**Aim of the exercise:** Type out the records that follow, exactly as given.

BEGIN Given records

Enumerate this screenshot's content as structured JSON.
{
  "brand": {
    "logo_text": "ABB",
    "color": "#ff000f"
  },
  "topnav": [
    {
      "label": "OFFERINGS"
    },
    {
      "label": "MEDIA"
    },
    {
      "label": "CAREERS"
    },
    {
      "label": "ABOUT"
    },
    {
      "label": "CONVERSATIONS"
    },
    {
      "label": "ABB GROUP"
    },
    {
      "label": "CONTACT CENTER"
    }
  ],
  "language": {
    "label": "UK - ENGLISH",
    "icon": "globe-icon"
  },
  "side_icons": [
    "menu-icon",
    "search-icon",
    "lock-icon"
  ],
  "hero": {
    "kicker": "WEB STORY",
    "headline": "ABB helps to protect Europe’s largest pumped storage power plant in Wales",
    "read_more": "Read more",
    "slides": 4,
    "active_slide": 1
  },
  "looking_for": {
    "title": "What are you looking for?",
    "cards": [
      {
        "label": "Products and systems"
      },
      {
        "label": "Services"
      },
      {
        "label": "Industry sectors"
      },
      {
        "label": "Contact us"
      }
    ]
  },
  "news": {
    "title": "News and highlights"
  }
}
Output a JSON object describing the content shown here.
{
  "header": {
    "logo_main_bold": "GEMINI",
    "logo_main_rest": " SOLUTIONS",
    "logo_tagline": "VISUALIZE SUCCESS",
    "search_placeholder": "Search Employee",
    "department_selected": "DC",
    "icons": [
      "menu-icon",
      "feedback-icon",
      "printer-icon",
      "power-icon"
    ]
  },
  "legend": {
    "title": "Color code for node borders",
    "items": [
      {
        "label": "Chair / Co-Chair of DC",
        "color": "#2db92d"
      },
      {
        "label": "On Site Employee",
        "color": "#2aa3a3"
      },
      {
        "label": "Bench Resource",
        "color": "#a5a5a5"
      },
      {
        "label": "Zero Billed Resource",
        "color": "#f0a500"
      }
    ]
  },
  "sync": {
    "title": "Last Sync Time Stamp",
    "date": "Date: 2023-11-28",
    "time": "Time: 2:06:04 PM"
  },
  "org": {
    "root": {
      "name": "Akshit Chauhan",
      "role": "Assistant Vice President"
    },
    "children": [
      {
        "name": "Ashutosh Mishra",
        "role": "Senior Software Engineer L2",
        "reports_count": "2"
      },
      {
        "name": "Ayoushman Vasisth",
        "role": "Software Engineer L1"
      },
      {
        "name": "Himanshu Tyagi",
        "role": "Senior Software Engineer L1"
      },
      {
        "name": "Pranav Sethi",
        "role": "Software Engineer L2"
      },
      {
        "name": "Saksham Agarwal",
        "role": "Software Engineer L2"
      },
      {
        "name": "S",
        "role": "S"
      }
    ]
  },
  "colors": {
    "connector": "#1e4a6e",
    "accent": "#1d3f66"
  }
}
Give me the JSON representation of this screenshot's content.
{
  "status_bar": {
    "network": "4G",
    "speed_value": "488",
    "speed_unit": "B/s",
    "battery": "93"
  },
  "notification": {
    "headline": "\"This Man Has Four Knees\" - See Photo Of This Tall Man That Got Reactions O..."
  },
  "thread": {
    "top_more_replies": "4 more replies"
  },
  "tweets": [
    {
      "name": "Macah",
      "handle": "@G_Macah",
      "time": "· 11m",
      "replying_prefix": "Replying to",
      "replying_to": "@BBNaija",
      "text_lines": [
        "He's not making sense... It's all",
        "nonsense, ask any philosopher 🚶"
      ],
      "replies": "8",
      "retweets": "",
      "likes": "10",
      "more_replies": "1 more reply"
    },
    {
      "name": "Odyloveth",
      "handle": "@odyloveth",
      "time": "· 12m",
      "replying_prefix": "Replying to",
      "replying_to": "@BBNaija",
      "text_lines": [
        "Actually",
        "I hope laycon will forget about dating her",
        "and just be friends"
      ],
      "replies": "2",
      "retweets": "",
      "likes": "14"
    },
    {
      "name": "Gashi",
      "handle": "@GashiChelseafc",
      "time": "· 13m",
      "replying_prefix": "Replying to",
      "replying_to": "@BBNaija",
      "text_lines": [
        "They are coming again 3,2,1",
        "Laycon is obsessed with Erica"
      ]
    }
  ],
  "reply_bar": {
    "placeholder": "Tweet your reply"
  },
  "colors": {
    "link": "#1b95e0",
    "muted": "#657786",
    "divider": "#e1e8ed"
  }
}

END Given records

**Solution below:**
Enumerate this screenshot's content as structured JSON.
{
  "brand": {
    "logo_text": "ABB",
    "color": "#ff000f"
  },
  "topnav": [
    {
      "label": "OFFERINGS"
    },
    {
      "label": "MEDIA"
    },
    {
      "label": "CAREERS"
    },
    {
      "label": "ABOUT"
    },
    {
      "label": "CONVERSATIONS"
    },
    {
      "label": "ABB GROUP"
    },
    {
      "label": "CONTACT CENTER"
    }
  ],
  "language": {
    "label": "UK - ENGLISH",
    "icon": "globe-icon"
  },
  "side_icons": [
    "menu-icon",
    "search-icon",
    "lock-icon"
  ],
  "hero": {
    "kicker": "WEB STORY",
    "headline": "ABB helps to protect Europe’s largest pumped storage power plant in Wales",
    "read_more": "Read more",
    "slides": 4,
    "active_slide": 1
  },
  "looking_for": {
    "title": "What are you looking for?",
    "cards": [
      {
        "label": "Products and systems"
      },
      {
        "label": "Services"
      },
      {
        "label": "Industry sectors"
      },
      {
        "label": "Contact us"
      }
    ]
  },
  "news": {
    "title": "News and highlights"
  }
}
Output a JSON object describing the content shown here.
{
  "header": {
    "logo_main_bold": "GEMINI",
    "logo_main_rest": " SOLUTIONS",
    "logo_tagline": "VISUALIZE SUCCESS",
    "search_placeholder": "Search Employee",
    "department_selected": "DC",
    "icons": [
      "menu-icon",
      "feedback-icon",
      "printer-icon",
      "power-icon"
    ]
  },
  "legend": {
    "title": "Color code for node borders",
    "items": [
      {
        "label": "Chair / Co-Chair of DC",
        "color": "#2db92d"
      },
      {
        "label": "On Site Employee",
        "color": "#2aa3a3"
      },
      {
        "label": "Bench Resource",
        "color": "#a5a5a5"
      },
      {
        "label": "Zero Billed Resource",
        "color": "#f0a500"
      }
    ]
  },
  "sync": {
    "title": "Last Sync Time Stamp",
    "date": "Date: 2023-11-28",
    "time": "Time: 2:06:04 PM"
  },
  "org": {
    "root": {
      "name": "Akshit Chauhan",
      "role": "Assistant Vice President"
    },
    "children": [
      {
        "name": "Ashutosh Mishra",
        "role": "Senior Software Engineer L2",
        "reports_count": "2"
      },
      {
        "name": "Ayoushman Vasisth",
        "role": "Software Engineer L1"
      },
      {
        "name": "Himanshu Tyagi",
        "role": "Senior Software Engineer L1"
      },
      {
        "name": "Pranav Sethi",
        "role": "Software Engineer L2"
      },
      {
        "name": "Saksham Agarwal",
        "role": "Software Engineer L2"
      },
      {
        "name": "S",
        "role": "S"
      }
    ]
  },
  "colors": {
    "connector": "#1e4a6e",
    "accent": "#1d3f66"
  }
}
Give me the JSON representation of this screenshot's content.
{
  "status_bar": {
    "network": "4G",
    "speed_value": "488",
    "speed_unit": "B/s",
    "battery": "93"
  },
  "notification": {
    "headline": "\"This Man Has Four Knees\" - See Photo Of This Tall Man That Got Reactions O..."
  },
  "thread": {
    "top_more_replies": "4 more replies"
  },
  "tweets": [
    {
      "name": "Macah",
      "handle": "@G_Macah",
      "time": "· 11m",
      "replying_prefix": "Replying to",
      "replying_to": "@BBNaija",
      "text_lines": [
        "He's not making sense... It's all",
        "nonsense, ask any philosopher 🚶"
      ],
      "replies": "8",
      "retweets": "",
      "likes": "10",
      "more_replies": "1 more reply"
    },
    {
      "name": "Odyloveth",
      "handle": "@odyloveth",
      "time": "· 12m",
      "replying_prefix": "Replying to",
      "replying_to": "@BBNaija",
      "text_lines": [
        "Actually",
        "I hope laycon will forget about dating her",
        "and just be friends"
      ],
      "replies": "2",
      "retweets": "",
      "likes": "14"
    },
    {
      "name": "Gashi",
      "handle": "@GashiChelseafc",
      "time": "· 13m",
      "replying_prefix": "Replying to",
      "replying_to": "@BBNaija",
      "text_lines": [
        "They are coming again 3,2,1",
        "Laycon is obsessed with Erica"
      ]
    }
  ],
  "reply_bar": {
    "placeholder": "Tweet your reply"
  },
  "colors": {
    "link": "#1b95e0",
    "muted": "#657786",
    "divider": "#e1e8ed"
  }
}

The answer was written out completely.